Write out the records below line for line, with no changes, leaving out the pictures.

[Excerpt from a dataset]
(begin)
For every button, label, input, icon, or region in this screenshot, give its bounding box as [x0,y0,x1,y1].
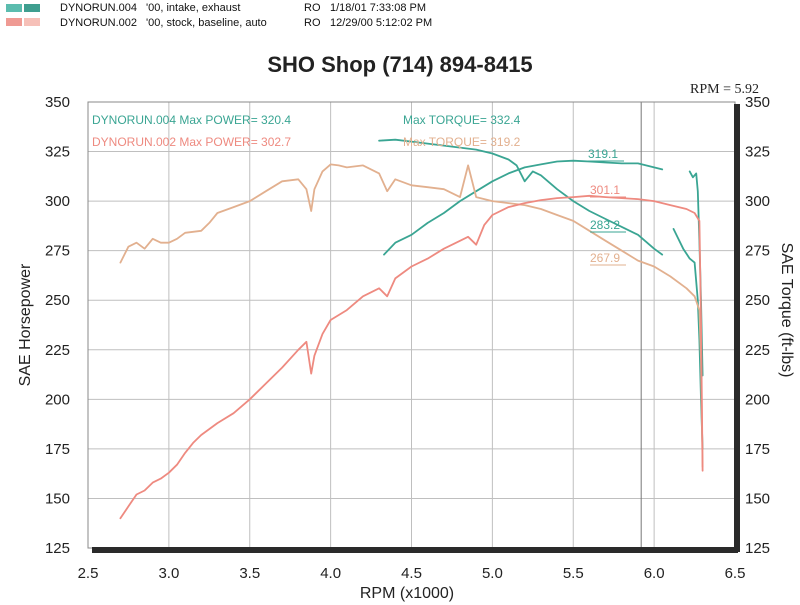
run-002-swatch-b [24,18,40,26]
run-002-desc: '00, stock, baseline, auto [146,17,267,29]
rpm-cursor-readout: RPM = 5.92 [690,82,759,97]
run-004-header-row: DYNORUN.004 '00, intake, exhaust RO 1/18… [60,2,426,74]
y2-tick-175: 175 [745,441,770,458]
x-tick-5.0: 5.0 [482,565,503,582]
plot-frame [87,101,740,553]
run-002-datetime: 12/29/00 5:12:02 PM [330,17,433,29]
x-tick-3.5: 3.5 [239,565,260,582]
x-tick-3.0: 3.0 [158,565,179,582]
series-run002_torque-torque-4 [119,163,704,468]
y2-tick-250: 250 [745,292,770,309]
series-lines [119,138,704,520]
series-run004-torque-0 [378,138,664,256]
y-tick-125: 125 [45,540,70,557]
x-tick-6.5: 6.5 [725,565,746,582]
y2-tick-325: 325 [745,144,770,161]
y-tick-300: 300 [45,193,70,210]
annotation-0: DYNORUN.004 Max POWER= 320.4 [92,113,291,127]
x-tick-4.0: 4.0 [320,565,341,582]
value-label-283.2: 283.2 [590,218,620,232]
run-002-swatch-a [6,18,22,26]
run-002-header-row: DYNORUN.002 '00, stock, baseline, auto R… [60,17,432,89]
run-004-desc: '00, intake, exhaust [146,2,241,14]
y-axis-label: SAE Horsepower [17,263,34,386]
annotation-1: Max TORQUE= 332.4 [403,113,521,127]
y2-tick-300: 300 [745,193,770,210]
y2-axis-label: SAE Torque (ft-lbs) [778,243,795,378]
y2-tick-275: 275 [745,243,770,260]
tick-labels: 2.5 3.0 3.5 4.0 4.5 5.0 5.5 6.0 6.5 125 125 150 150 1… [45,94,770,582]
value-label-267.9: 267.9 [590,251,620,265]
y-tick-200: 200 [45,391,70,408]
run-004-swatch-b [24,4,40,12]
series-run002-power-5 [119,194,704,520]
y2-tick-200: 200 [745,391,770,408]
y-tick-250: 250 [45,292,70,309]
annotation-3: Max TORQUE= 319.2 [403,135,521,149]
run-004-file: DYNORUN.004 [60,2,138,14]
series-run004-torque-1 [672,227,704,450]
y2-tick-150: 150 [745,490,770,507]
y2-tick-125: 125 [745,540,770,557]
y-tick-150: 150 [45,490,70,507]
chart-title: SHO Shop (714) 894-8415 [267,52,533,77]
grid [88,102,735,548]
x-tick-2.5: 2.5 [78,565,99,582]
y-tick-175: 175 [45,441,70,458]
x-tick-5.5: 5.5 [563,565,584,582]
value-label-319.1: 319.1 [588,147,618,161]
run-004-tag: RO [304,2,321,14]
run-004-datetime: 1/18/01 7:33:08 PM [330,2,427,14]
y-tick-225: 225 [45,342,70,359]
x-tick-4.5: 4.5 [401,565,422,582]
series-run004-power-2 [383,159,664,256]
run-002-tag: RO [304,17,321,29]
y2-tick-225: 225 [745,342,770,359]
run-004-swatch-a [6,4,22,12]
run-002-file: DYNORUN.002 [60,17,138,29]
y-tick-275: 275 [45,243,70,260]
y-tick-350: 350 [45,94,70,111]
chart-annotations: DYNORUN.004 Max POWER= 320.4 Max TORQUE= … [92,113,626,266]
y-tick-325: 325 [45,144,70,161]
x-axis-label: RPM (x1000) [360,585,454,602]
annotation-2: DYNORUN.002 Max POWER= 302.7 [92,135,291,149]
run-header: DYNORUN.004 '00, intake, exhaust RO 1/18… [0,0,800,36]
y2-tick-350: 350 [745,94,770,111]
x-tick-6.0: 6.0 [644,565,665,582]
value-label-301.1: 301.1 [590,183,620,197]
(end)
### Problem solution
For every button, label, input, icon, or region in this screenshot, give its bounding box as [x0,y0,x1,y1].
run-002-swatch-b [24,18,40,26]
run-002-desc: '00, stock, baseline, auto [146,17,267,29]
rpm-cursor-readout: RPM = 5.92 [690,82,759,97]
run-004-header-row: DYNORUN.004 '00, intake, exhaust RO 1/18… [60,2,426,74]
y2-tick-175: 175 [745,441,770,458]
x-tick-5.0: 5.0 [482,565,503,582]
plot-frame [87,101,740,553]
run-002-datetime: 12/29/00 5:12:02 PM [330,17,433,29]
x-tick-3.5: 3.5 [239,565,260,582]
x-tick-3.0: 3.0 [158,565,179,582]
series-run002_torque-torque-4 [119,163,704,468]
y2-tick-250: 250 [745,292,770,309]
series-lines [119,138,704,520]
series-run004-torque-0 [378,138,664,256]
y-tick-125: 125 [45,540,70,557]
x-tick-6.5: 6.5 [725,565,746,582]
y2-tick-325: 325 [745,144,770,161]
y-tick-300: 300 [45,193,70,210]
annotation-0: DYNORUN.004 Max POWER= 320.4 [92,113,291,127]
x-tick-4.0: 4.0 [320,565,341,582]
value-label-283.2: 283.2 [590,218,620,232]
run-002-swatch-a [6,18,22,26]
run-002-header-row: DYNORUN.002 '00, stock, baseline, auto R… [60,17,432,89]
run-004-desc: '00, intake, exhaust [146,2,241,14]
y-axis-label: SAE Horsepower [17,263,34,386]
annotation-1: Max TORQUE= 332.4 [403,113,521,127]
y2-tick-300: 300 [745,193,770,210]
y2-axis-label: SAE Torque (ft-lbs) [778,243,795,378]
y2-tick-275: 275 [745,243,770,260]
tick-labels: 2.5 3.0 3.5 4.0 4.5 5.0 5.5 6.0 6.5 125 125 150 150 1… [45,94,770,582]
value-label-267.9: 267.9 [590,251,620,265]
y-tick-200: 200 [45,391,70,408]
run-004-swatch-b [24,4,40,12]
series-run002-power-5 [119,194,704,520]
y2-tick-200: 200 [745,391,770,408]
y-tick-250: 250 [45,292,70,309]
annotation-3: Max TORQUE= 319.2 [403,135,521,149]
run-004-file: DYNORUN.004 [60,2,138,14]
series-run004-torque-1 [672,227,704,450]
y2-tick-150: 150 [745,490,770,507]
y2-tick-125: 125 [745,540,770,557]
y-tick-150: 150 [45,490,70,507]
chart-title: SHO Shop (714) 894-8415 [267,52,533,77]
grid [88,102,735,548]
x-tick-2.5: 2.5 [78,565,99,582]
y-tick-175: 175 [45,441,70,458]
x-tick-5.5: 5.5 [563,565,584,582]
value-label-319.1: 319.1 [588,147,618,161]
run-004-tag: RO [304,2,321,14]
run-004-datetime: 1/18/01 7:33:08 PM [330,2,427,14]
y-tick-225: 225 [45,342,70,359]
x-tick-4.5: 4.5 [401,565,422,582]
series-run004-power-2 [383,159,664,256]
run-002-tag: RO [304,17,321,29]
y2-tick-225: 225 [745,342,770,359]
run-004-swatch-a [6,4,22,12]
run-002-file: DYNORUN.002 [60,17,138,29]
y-tick-275: 275 [45,243,70,260]
y-tick-350: 350 [45,94,70,111]
chart-annotations: DYNORUN.004 Max POWER= 320.4 Max TORQUE= … [92,113,626,266]
y-tick-325: 325 [45,144,70,161]
x-axis-label: RPM (x1000) [360,585,454,602]
annotation-2: DYNORUN.002 Max POWER= 302.7 [92,135,291,149]
run-header: DYNORUN.004 '00, intake, exhaust RO 1/18… [0,0,800,36]
y2-tick-350: 350 [745,94,770,111]
x-tick-6.0: 6.0 [644,565,665,582]
value-label-301.1: 301.1 [590,183,620,197]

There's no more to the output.